___ SUPPLIED TEXT

# Native Watersports SLAYER



## Steve K (Jan 6, 2013)

Native has a new entry called the Slayer its offered in a 12 and 14.5 version, it has a High / Low seat and is designed for standing. check it out at http://nativewatercraft.com/boat.cfm?id=48
Here's what the camo looks like


----------



## Bubbagon (Mar 8, 2010)

Looks like a really well thought out boat.
I like the clean, open design of everything in front of the seat. Nothing to get tangled up, get caught on...
And I like the options with the bow. Open, semi sealed, mostly sealed...
There's a lot of good stuff going on with the top of boat design, for sure.
The hull, however. I dunno. I'll wait until I paddle one. They said they've widened and flattened their typical SOT hull, and the promo video says the 12 footer is fast, super stable, tracks well, and turns well.
The engineer in me wonders how you make a wide flat hull do all those things well at the same time. So if it really does do all that, I'll have one very soon.

Very cool boat!!


----------



## Nubes (Dec 3, 2012)

Im a big fan of the Native watercraft..I like how the seat flips up out of the way when standing. Shes well thought out


----------



## Steve K (Jan 6, 2013)

I would like to see the seat secured better, they use Bungees, a nice secure strap like the Jacksons have may be a better idea. I can see the seat shifting and dumping your butt in the drink.


----------



## Bubbagon (Mar 8, 2010)

Steve K said:


> I would like to see the seat secured better, they use Bungees, a nice secure strap like the Jacksons have may be a better idea. I can see the seat shifting and dumping your butt in the drink.


Good call. It does look like it could slip on you.

______
___ PROVIDED MATERIAL

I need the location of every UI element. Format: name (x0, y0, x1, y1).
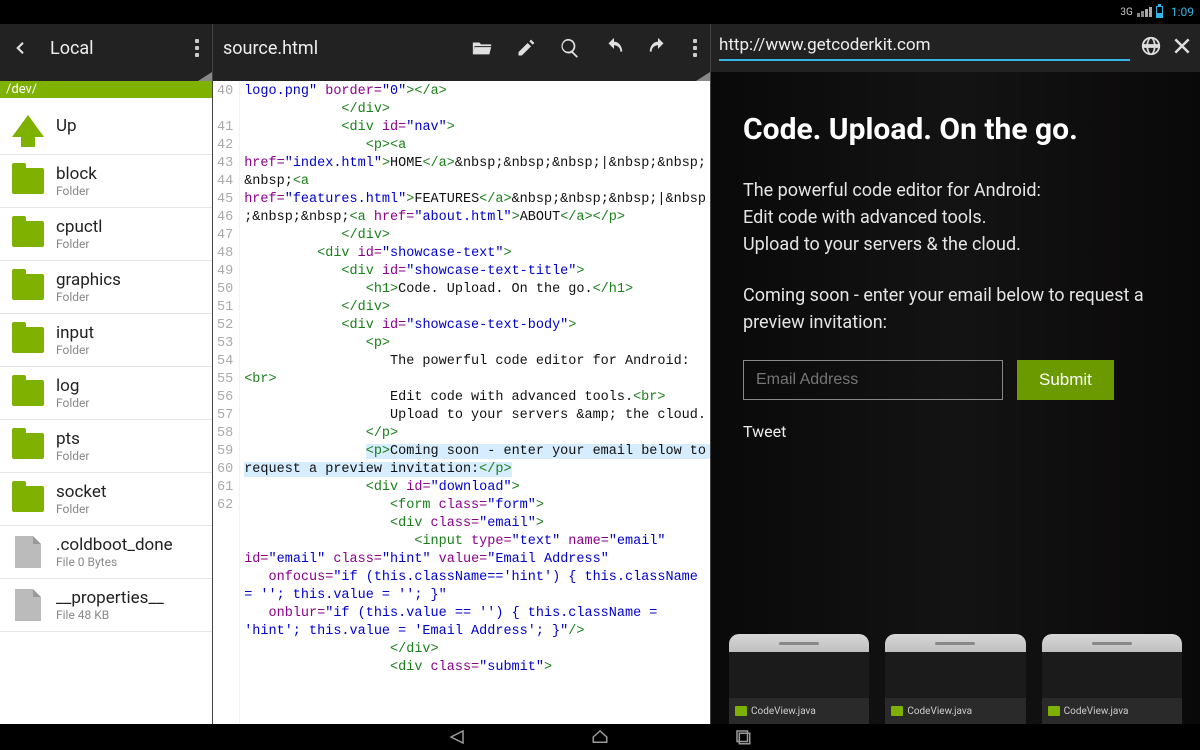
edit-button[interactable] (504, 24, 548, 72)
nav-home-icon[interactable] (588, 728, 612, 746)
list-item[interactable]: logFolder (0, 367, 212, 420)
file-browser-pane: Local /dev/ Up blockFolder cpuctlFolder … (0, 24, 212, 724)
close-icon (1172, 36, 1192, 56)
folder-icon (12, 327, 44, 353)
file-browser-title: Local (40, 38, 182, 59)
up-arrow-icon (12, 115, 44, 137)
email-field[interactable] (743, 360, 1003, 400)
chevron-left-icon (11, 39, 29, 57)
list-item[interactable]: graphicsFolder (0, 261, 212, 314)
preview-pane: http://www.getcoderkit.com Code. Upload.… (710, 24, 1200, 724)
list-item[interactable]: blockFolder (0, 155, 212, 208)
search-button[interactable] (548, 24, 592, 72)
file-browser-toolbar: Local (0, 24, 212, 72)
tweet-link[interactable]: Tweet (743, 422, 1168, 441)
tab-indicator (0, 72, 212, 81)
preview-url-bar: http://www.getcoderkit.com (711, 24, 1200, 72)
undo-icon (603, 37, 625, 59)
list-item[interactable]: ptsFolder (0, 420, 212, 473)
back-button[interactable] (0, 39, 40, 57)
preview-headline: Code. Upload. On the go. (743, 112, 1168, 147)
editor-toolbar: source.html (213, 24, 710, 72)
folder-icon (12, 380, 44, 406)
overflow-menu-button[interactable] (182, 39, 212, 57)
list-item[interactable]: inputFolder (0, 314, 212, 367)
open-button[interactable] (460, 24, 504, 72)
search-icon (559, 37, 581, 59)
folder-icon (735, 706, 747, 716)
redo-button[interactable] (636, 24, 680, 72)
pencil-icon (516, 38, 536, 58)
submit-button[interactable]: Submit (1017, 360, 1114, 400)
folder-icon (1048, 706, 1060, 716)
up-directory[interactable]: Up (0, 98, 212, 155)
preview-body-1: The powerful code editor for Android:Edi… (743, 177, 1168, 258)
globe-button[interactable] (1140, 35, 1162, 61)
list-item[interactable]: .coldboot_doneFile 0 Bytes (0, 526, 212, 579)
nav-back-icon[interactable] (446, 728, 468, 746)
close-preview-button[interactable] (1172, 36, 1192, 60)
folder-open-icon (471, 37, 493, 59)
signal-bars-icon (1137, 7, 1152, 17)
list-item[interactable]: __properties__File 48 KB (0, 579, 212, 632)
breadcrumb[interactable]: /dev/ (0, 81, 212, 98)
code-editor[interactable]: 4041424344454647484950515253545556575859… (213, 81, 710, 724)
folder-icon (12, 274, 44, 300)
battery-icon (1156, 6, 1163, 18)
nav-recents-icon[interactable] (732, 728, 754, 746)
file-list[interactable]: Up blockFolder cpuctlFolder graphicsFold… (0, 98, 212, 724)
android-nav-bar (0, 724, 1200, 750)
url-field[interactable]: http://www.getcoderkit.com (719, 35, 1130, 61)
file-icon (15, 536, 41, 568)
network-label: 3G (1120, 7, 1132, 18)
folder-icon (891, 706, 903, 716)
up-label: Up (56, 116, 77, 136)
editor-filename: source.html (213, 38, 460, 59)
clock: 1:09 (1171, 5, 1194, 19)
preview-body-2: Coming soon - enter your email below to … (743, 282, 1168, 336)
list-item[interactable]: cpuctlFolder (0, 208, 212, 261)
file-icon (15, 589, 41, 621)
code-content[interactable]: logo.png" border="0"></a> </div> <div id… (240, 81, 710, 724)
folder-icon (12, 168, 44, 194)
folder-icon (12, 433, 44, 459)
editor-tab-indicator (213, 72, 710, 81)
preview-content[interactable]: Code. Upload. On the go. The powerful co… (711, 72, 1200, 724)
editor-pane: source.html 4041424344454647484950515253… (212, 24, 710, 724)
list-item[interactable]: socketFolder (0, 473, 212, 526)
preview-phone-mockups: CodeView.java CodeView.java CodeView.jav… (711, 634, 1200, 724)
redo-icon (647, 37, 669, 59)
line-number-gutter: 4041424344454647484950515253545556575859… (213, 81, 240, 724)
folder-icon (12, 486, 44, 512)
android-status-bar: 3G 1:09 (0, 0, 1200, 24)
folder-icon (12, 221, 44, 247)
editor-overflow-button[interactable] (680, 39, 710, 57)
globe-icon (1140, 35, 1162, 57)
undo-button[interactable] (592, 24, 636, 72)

______
___ PROVIDED MATERIAL

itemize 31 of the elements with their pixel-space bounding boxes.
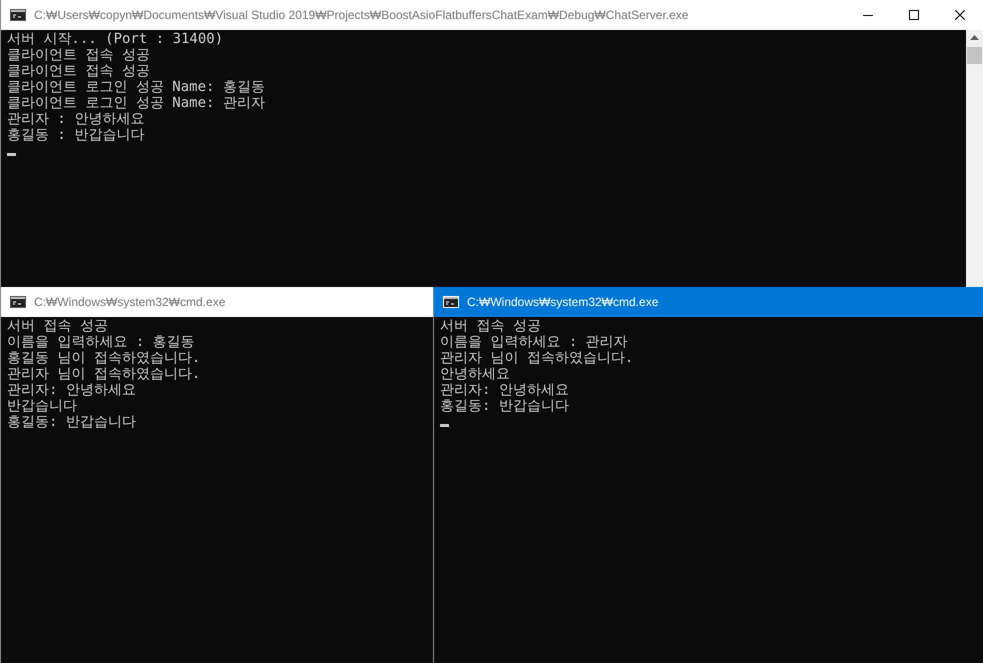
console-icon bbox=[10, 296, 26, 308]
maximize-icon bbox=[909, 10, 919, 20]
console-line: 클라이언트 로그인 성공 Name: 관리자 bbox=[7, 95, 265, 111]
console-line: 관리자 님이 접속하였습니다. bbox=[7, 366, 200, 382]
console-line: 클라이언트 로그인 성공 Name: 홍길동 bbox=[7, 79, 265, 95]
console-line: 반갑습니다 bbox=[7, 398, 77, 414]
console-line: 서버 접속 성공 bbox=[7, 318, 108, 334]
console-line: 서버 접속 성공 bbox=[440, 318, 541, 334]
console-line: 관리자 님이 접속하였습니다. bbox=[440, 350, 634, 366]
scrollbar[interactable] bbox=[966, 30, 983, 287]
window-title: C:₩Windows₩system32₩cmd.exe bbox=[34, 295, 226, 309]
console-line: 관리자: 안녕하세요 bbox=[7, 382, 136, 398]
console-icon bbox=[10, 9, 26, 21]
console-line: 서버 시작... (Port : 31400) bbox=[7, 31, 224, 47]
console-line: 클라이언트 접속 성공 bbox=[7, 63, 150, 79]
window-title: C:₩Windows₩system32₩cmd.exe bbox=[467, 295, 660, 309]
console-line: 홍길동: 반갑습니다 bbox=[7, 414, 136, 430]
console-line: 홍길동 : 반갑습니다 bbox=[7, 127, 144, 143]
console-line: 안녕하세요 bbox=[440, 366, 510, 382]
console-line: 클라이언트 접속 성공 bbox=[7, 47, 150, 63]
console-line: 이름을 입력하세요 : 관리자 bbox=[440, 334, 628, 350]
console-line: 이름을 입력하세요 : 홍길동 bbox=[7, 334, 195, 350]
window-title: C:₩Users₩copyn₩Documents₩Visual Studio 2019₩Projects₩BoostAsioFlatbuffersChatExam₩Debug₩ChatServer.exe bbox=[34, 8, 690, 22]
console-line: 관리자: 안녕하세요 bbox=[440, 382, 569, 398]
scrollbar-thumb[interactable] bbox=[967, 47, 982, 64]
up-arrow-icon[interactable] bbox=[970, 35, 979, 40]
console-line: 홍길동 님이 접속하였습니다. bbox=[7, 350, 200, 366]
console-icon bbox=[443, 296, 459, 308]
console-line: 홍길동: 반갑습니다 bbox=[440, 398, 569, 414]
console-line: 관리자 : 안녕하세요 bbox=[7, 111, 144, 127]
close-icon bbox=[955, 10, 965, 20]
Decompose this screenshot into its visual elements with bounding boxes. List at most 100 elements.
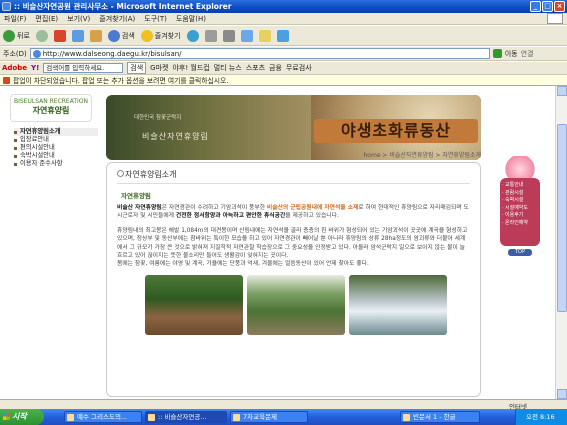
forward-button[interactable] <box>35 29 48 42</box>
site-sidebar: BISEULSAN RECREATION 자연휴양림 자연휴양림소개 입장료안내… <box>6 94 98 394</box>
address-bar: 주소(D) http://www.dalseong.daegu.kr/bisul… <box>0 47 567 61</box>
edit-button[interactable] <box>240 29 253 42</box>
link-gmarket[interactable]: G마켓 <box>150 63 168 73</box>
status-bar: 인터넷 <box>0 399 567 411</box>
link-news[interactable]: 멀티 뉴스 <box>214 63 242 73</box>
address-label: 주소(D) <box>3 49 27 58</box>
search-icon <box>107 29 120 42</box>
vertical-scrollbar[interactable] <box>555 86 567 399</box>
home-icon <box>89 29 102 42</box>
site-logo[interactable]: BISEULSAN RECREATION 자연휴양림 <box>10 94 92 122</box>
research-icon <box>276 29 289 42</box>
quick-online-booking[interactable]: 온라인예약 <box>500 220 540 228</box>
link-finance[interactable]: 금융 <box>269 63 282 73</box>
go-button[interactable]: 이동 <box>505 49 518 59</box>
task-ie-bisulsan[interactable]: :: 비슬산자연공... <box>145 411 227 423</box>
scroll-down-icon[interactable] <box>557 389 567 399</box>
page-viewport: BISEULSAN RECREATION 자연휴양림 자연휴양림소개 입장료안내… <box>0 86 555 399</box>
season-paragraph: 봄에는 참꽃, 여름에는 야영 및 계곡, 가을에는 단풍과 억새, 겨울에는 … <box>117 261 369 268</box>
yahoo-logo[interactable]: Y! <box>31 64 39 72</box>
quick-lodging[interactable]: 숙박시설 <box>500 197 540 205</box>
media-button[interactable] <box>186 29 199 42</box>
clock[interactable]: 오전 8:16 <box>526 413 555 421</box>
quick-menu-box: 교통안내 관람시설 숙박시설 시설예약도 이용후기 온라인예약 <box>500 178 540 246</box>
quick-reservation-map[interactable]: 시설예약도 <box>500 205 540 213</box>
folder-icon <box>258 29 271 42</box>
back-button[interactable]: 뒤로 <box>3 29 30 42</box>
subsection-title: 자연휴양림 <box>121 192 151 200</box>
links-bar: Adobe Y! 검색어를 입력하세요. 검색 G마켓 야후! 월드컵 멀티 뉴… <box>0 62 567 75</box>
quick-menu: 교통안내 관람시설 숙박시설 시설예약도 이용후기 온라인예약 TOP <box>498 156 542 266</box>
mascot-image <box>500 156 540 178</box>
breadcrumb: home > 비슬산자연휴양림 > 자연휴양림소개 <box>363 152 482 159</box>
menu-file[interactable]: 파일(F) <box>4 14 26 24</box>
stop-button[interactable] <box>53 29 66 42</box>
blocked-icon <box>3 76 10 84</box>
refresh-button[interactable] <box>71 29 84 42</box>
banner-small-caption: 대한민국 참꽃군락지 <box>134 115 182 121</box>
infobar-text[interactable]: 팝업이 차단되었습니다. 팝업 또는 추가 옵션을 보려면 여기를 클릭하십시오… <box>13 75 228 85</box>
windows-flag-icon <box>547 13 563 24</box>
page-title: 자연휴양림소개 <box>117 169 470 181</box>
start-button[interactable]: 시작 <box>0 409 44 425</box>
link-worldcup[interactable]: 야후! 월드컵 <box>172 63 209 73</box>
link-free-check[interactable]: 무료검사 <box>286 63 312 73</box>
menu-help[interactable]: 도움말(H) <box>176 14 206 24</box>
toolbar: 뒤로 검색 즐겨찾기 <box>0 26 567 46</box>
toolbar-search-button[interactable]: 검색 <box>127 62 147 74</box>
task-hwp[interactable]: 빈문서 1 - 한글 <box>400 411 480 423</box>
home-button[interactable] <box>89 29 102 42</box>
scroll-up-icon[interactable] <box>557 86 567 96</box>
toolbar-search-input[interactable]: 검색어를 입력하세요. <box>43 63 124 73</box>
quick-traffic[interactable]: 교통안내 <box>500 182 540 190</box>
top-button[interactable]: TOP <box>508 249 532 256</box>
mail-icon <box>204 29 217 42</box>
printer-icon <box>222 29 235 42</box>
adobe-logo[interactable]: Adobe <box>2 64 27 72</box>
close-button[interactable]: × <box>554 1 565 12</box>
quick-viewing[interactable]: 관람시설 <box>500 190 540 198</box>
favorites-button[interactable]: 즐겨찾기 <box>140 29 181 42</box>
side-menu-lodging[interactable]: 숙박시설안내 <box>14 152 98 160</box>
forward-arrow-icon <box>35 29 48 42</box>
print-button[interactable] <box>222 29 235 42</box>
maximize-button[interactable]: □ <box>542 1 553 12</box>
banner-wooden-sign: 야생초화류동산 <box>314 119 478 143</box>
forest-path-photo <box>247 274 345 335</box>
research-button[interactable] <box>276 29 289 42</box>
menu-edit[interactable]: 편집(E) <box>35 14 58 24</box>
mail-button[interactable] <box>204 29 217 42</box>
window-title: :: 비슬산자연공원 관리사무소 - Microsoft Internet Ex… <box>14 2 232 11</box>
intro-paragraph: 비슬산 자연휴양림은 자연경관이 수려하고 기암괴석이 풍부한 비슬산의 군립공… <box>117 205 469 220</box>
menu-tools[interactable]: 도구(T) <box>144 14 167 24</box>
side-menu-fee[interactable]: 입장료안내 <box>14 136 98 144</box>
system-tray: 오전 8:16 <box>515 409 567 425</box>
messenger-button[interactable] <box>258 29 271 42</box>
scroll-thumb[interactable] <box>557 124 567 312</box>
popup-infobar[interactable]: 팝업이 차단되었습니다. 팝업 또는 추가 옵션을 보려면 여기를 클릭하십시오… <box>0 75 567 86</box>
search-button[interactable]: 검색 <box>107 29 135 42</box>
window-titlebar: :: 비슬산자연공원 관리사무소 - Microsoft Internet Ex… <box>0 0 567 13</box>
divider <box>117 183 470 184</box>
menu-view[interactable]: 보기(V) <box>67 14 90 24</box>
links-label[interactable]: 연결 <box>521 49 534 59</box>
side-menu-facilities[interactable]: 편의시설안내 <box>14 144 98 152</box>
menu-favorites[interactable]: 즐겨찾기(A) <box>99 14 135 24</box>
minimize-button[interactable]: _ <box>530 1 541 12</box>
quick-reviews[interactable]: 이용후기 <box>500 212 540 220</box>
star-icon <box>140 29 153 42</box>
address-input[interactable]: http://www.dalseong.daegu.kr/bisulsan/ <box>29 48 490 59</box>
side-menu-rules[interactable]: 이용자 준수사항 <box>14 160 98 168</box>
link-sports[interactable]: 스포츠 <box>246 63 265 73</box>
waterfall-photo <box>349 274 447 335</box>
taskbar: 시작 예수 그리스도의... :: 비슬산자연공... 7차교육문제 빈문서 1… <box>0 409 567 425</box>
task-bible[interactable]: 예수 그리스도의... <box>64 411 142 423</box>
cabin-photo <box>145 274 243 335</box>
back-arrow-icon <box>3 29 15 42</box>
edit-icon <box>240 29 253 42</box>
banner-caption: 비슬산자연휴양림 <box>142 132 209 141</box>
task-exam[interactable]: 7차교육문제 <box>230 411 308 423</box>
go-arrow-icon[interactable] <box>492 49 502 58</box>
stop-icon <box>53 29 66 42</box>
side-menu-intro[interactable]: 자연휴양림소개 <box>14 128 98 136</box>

______

= REQUESTS =
1. Answer these questions about the Native Slayer forum thread:
(a) In what lengths is the Slayer offered?
(b) What does Steve K say Native uses to secure the seat?
(c) What does Nubes like about the seat?
2. Write out the stretch of the Native Slayer forum thread from "Looks like a" through "sealed, mostly sealed...", keeping every word and mark as it appears.
3. Carry the forum thread about the Native Slayer onward from its final post.

= TASK RESPONSES =
1.
(a) 12 and 14.5.
(b) Bungees.
(c) It flips up out of the way when standing.

2.
Looks like a really well thought out boat.
I like the clean, open design of everything in front of the seat. Nothing to get tangled up, get caught on...
And I like the options with the bow. Open, semi sealed, mostly sealed...

3.
In general, as a fisherman you gotta love the whole direction boat manufacturers are going. Actually, let me amend that....a FEW boat manufacturers are going. The independents like Native and Jackson are pumping out one great idea after another.


----------



## farleybucks (Aug 8, 2009)

I will be taking the slayer out on the water in a couple weeks....as long as the rivers start dropping or the lakes don't freeze back up! I will let ya know what i think


----------



## Jmsteele187 (Dec 22, 2011)

farleybucks said:


> .... or the lakes don't freeze back up!


Don't joke, I'm really hoping to get on some ice this winter. Lol

Looks like a nice boat though.

Posted using Outdoor Hub Campfire


----------



## Stuhly (Jul 6, 2009)

Anyone out there have a price on these AWSOME RIGS ??
Also anyone been to Wild Earth Out Fitters in Kent ??
I'm headed there Fri .


----------



## Wow (May 17, 2010)

That wide flat hull will excel in rivers and streams, going further in shallow water. Not to mention, transport and storage. A nice looking float tripper. --Tim


----------



## Jmsteele187 (Dec 22, 2011)

Stuhly said:


> Anyone out there have a price on these AWSOME RIGS ??
> .


12ft is $1,179 and 14.5ft is $1,279.


Posted using Outdoor Hub Campfire


----------



## Stuhly (Jul 6, 2009)

Looks like I mite selling my Eagle Talon 12 in the Spring time !!!!


----------



## Bubbagon (Mar 8, 2010)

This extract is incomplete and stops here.